_What you need to do_:
Give the number of lines in the entries below that hold "vilka", with no accompanying words.

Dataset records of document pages
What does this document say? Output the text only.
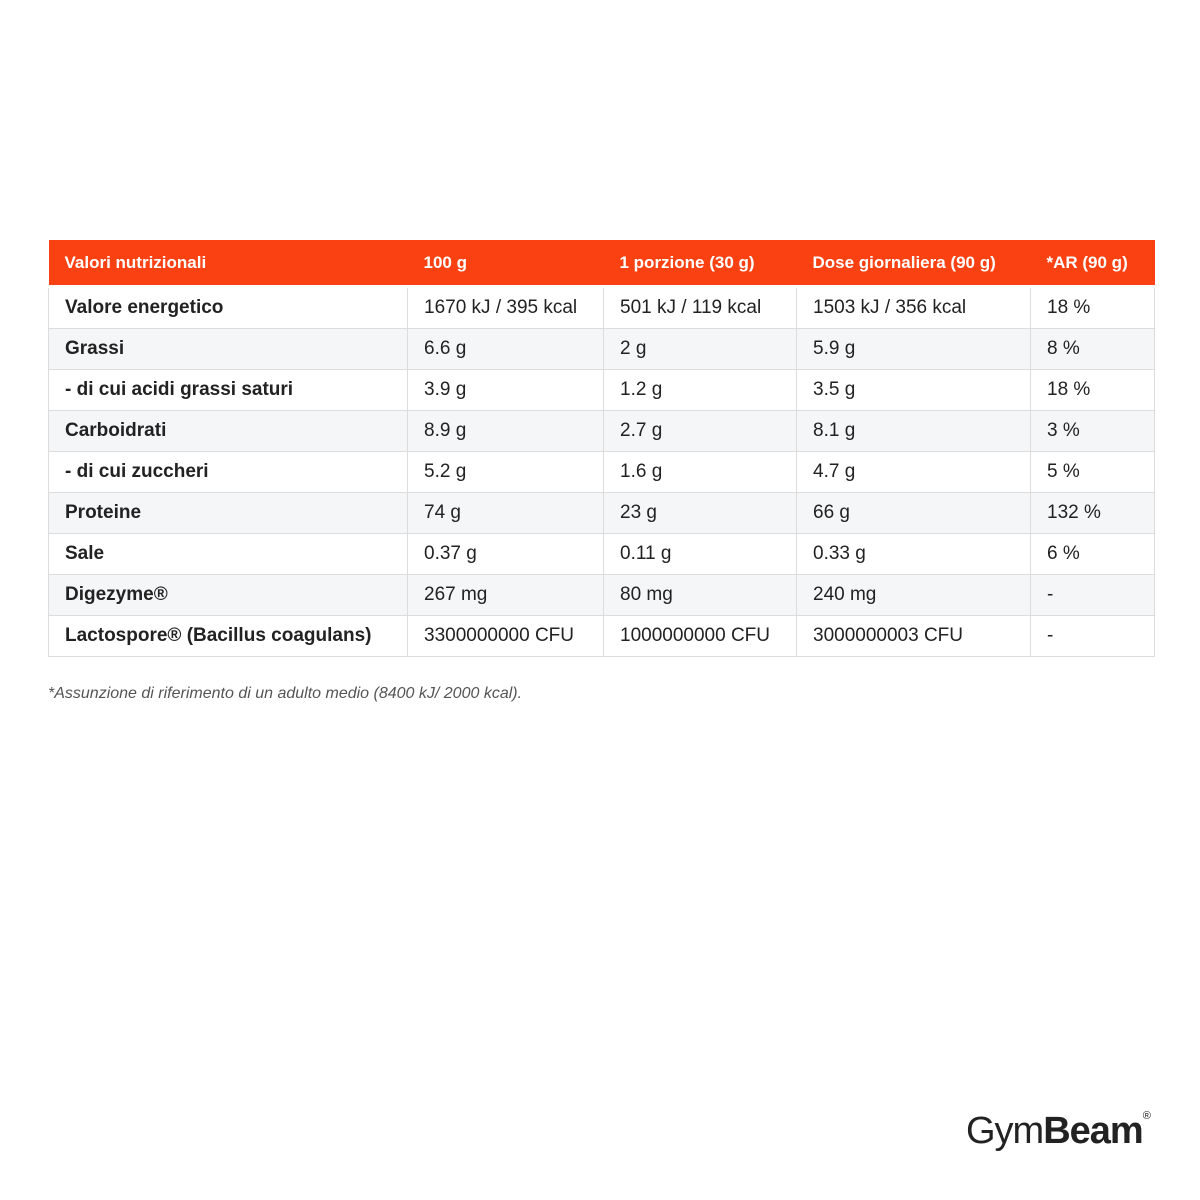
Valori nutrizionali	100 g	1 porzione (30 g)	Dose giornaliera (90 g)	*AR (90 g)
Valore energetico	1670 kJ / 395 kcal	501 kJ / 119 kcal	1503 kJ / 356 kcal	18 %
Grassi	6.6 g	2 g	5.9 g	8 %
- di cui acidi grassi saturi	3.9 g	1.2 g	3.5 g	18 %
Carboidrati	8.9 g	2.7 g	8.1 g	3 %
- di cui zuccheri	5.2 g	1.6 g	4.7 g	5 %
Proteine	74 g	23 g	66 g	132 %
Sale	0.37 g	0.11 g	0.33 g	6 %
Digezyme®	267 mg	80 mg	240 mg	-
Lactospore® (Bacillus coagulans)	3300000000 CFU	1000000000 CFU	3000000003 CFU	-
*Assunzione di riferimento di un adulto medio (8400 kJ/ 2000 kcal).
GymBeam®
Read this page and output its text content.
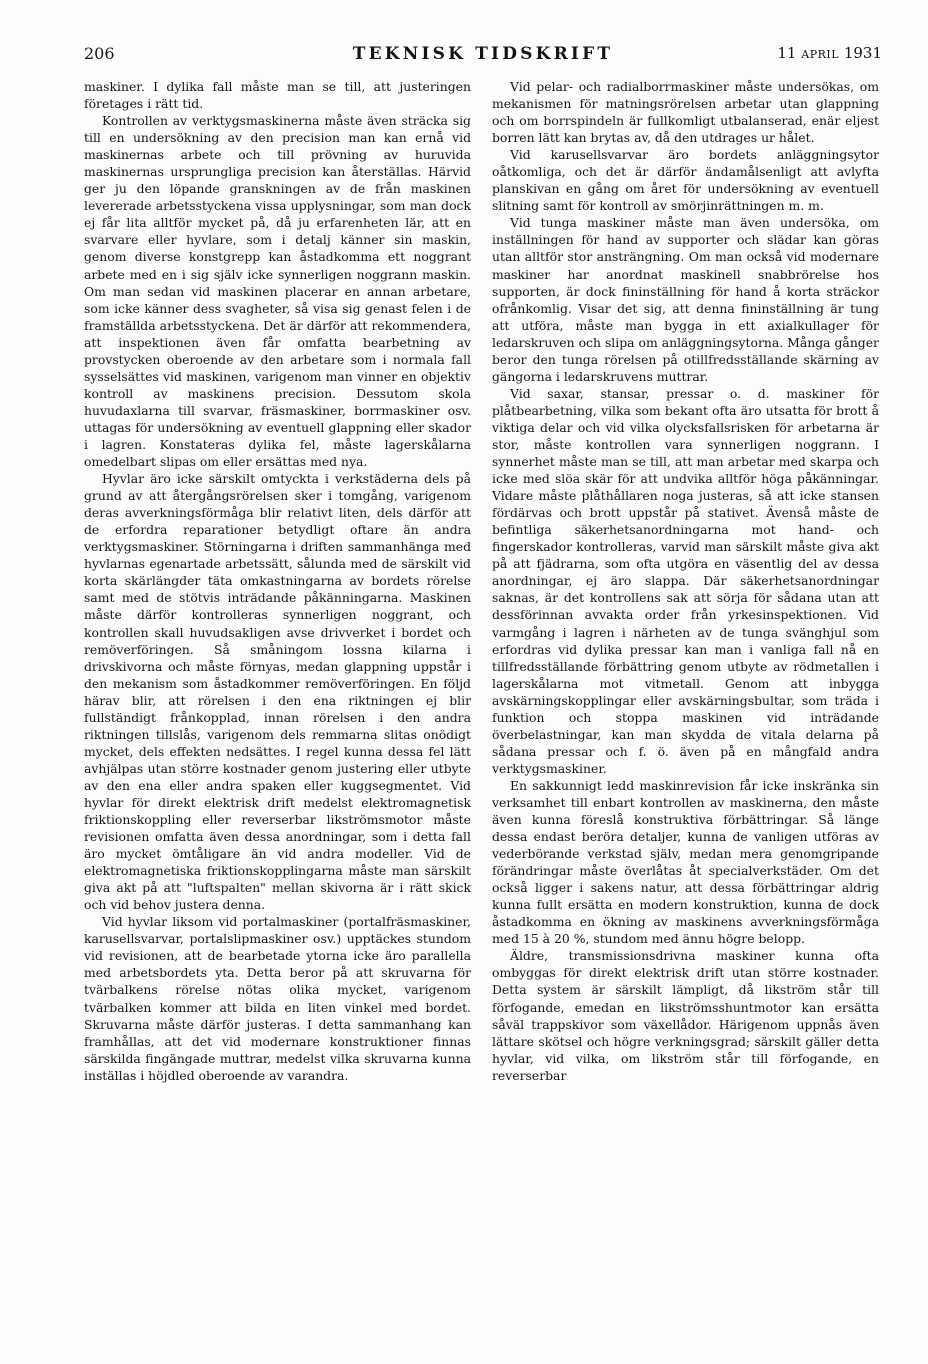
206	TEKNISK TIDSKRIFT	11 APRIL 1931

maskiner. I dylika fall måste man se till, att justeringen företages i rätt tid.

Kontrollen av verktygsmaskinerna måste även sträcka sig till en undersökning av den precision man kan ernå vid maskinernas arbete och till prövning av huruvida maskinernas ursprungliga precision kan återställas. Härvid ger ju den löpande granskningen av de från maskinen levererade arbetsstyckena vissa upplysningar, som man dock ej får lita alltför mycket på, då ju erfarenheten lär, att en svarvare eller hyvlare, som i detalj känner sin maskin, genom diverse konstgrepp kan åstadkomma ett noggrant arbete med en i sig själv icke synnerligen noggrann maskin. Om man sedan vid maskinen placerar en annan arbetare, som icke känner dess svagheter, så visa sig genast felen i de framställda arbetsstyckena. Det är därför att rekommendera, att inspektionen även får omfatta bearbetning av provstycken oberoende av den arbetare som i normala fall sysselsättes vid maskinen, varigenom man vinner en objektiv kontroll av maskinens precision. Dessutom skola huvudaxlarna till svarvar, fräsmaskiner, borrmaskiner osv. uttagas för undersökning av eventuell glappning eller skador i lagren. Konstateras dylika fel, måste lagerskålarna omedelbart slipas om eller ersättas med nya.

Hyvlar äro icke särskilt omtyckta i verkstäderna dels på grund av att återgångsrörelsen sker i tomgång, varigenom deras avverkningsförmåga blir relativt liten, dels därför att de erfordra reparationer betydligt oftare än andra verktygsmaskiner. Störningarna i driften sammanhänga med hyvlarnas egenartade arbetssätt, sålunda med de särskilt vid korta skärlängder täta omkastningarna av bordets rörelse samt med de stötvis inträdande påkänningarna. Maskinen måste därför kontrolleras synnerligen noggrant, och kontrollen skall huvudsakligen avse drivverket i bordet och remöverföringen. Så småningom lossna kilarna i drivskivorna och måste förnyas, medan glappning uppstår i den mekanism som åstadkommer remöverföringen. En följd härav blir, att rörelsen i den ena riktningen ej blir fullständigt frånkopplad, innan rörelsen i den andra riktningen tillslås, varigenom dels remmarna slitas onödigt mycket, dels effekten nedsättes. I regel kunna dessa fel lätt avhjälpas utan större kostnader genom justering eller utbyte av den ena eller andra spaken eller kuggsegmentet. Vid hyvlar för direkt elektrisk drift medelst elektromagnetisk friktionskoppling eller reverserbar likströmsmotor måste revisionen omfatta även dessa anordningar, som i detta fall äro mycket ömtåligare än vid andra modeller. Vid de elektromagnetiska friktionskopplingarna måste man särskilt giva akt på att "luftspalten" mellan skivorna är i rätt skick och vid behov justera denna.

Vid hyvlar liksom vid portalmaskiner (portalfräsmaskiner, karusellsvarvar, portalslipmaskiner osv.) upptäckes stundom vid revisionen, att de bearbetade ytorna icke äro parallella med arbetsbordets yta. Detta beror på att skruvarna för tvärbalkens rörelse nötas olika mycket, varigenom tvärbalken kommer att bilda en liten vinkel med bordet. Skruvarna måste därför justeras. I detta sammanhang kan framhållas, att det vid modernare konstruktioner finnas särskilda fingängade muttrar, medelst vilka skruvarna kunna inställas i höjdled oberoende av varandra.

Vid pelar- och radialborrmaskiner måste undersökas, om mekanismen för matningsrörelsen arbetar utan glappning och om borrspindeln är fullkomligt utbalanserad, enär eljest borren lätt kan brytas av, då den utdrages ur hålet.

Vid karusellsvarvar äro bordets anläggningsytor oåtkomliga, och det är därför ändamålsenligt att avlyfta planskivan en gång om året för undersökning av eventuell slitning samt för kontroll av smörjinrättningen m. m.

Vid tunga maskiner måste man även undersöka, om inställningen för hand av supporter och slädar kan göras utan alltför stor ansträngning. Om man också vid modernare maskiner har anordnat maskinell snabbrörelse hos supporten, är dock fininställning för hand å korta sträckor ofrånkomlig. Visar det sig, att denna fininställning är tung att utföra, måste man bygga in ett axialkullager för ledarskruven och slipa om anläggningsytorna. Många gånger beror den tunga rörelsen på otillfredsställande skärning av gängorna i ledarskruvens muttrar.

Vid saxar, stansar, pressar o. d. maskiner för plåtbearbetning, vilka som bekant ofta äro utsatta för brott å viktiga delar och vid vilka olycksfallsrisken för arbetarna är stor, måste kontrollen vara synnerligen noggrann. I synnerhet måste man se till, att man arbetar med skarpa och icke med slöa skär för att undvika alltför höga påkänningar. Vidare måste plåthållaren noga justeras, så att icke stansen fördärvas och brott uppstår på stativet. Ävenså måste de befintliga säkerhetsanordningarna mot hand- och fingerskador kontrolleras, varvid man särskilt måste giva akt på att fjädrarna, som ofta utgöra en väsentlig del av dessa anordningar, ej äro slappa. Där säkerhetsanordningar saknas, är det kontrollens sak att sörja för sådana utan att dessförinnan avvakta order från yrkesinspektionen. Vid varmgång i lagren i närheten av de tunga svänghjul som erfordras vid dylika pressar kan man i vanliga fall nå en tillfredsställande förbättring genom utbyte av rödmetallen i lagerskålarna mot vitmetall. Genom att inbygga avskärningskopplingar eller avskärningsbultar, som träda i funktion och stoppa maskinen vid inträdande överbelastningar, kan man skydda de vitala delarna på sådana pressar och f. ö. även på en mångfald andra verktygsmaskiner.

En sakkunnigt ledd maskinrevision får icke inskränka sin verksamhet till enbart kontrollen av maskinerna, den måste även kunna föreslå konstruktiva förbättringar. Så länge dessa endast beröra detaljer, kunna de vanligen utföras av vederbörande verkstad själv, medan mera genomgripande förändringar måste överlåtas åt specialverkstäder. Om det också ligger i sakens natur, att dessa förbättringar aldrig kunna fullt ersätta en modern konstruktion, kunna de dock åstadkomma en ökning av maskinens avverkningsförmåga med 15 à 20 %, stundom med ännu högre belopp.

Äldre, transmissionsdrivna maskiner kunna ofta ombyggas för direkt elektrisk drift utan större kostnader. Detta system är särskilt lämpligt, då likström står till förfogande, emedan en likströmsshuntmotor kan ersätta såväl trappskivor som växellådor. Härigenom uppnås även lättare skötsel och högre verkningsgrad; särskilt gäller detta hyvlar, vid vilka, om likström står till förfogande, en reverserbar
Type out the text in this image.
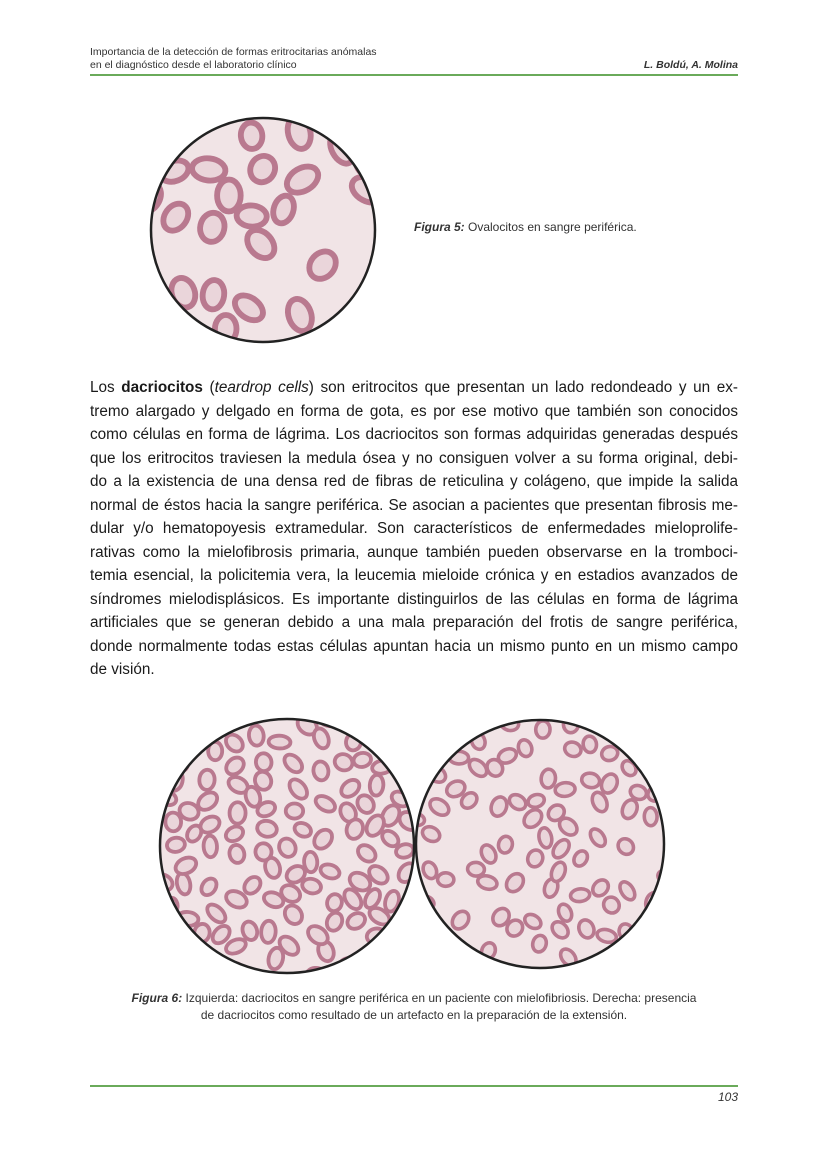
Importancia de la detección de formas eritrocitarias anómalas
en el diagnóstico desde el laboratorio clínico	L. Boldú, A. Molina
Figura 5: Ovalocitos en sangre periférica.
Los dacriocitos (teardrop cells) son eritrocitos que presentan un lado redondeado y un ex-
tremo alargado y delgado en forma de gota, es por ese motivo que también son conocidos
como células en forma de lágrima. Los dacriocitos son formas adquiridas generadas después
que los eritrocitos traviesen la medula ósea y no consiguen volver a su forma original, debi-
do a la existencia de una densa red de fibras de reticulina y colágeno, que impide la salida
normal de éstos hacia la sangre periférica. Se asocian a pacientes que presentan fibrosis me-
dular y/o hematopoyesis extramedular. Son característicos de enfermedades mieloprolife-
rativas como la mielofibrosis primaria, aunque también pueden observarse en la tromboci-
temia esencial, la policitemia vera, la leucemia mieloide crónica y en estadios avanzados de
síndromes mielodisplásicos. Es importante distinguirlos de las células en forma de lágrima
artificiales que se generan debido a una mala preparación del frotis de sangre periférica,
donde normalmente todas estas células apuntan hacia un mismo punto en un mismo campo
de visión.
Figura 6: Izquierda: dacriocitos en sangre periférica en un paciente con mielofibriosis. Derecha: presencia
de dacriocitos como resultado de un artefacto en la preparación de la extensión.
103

_Result of this exercise_:
3